Exercise: Say how many lines contain the string "JSON". Give no other output.
[start]
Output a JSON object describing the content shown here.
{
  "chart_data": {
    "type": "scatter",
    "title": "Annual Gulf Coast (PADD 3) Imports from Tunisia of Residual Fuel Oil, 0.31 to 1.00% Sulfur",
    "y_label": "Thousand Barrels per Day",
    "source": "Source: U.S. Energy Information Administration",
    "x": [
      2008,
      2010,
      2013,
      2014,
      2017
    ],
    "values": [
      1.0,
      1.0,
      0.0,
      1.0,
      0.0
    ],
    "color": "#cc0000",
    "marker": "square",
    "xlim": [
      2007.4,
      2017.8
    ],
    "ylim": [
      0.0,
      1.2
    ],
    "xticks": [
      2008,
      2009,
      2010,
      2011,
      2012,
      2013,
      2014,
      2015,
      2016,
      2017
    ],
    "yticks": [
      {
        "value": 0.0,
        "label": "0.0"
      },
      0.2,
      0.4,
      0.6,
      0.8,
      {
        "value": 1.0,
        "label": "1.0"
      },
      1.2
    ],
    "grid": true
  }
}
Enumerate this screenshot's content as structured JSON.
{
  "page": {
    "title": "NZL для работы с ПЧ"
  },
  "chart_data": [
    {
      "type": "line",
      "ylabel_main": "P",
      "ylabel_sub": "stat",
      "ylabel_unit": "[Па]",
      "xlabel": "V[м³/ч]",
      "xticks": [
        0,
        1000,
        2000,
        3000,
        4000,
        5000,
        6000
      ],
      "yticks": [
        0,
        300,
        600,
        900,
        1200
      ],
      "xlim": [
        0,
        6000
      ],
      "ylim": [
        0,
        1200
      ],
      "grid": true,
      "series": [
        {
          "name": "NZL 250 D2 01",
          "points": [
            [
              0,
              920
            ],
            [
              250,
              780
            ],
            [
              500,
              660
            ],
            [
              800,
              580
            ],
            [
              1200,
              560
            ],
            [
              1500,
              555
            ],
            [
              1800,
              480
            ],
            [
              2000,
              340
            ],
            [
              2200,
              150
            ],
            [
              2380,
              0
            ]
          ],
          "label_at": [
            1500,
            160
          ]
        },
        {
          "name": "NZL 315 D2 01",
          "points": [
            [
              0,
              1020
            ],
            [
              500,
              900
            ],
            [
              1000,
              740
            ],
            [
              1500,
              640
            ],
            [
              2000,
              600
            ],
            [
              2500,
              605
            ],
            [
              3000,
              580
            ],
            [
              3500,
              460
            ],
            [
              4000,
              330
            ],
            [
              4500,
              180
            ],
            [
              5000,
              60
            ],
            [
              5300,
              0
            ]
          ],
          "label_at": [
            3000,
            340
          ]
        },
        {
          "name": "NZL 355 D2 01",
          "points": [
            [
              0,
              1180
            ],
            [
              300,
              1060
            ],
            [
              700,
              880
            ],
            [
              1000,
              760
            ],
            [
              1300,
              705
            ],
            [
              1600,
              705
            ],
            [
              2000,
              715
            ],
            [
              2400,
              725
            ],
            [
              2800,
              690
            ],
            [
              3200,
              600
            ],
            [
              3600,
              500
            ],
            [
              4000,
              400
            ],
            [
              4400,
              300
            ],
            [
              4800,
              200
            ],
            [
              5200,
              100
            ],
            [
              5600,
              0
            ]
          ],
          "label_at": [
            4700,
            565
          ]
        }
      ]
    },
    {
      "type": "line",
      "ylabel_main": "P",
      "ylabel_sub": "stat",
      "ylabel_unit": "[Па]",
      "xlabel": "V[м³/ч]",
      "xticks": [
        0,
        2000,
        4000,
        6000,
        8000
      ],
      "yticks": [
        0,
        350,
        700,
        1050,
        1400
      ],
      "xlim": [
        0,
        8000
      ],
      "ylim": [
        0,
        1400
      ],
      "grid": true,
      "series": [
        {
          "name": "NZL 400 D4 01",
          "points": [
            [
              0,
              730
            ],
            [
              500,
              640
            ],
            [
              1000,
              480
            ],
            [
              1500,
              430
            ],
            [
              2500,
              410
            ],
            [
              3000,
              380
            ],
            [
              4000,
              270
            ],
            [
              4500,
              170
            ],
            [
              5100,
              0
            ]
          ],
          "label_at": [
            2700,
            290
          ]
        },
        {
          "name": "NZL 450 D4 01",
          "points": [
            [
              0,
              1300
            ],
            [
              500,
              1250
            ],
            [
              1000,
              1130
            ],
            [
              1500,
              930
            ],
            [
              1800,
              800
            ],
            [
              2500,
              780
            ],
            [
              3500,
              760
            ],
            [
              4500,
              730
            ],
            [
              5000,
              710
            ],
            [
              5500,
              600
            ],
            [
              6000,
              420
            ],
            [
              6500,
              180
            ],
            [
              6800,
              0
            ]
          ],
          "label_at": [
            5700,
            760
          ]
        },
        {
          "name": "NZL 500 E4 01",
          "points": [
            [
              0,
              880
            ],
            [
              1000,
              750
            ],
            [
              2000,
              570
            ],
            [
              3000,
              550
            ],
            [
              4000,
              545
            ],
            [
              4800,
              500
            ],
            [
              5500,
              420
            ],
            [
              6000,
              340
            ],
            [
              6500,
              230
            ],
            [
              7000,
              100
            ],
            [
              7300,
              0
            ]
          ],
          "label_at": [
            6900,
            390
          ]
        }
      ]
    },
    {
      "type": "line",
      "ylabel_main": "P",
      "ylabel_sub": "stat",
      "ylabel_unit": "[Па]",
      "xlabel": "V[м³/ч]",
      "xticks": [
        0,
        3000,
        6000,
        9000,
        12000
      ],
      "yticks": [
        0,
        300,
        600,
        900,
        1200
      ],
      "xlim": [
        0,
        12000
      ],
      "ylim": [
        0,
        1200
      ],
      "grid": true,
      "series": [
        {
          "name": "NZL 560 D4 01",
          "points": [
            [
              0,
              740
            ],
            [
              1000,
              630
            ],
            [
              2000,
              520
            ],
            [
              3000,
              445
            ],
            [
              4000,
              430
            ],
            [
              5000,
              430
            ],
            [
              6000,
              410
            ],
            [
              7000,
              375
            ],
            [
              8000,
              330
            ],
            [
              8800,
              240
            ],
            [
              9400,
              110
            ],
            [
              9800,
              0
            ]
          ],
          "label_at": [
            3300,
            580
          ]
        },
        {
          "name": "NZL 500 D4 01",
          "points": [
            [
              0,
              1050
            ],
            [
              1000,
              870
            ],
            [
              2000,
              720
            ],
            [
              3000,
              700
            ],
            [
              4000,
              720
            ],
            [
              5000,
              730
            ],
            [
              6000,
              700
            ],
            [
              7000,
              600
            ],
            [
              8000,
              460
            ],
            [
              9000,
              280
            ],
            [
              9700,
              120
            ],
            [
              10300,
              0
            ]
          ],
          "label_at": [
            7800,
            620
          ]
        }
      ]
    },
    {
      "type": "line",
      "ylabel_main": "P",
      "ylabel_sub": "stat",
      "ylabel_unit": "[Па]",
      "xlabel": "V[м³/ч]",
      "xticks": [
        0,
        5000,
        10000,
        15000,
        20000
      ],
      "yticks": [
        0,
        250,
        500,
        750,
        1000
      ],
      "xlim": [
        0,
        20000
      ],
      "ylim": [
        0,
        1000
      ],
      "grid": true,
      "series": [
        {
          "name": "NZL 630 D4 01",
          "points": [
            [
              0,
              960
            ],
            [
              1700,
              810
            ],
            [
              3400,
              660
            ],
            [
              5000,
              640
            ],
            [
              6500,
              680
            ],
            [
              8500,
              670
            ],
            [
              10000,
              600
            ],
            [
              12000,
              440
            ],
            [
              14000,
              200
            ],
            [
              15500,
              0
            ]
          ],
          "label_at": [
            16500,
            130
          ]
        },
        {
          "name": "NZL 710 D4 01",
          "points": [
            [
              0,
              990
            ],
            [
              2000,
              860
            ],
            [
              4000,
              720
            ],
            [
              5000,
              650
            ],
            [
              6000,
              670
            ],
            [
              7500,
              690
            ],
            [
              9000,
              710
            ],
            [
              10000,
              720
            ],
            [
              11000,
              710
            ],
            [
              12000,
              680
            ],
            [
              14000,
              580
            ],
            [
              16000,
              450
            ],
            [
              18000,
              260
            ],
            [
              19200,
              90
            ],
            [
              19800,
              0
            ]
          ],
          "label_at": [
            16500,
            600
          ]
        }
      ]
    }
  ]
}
[end]
Exercise output: 2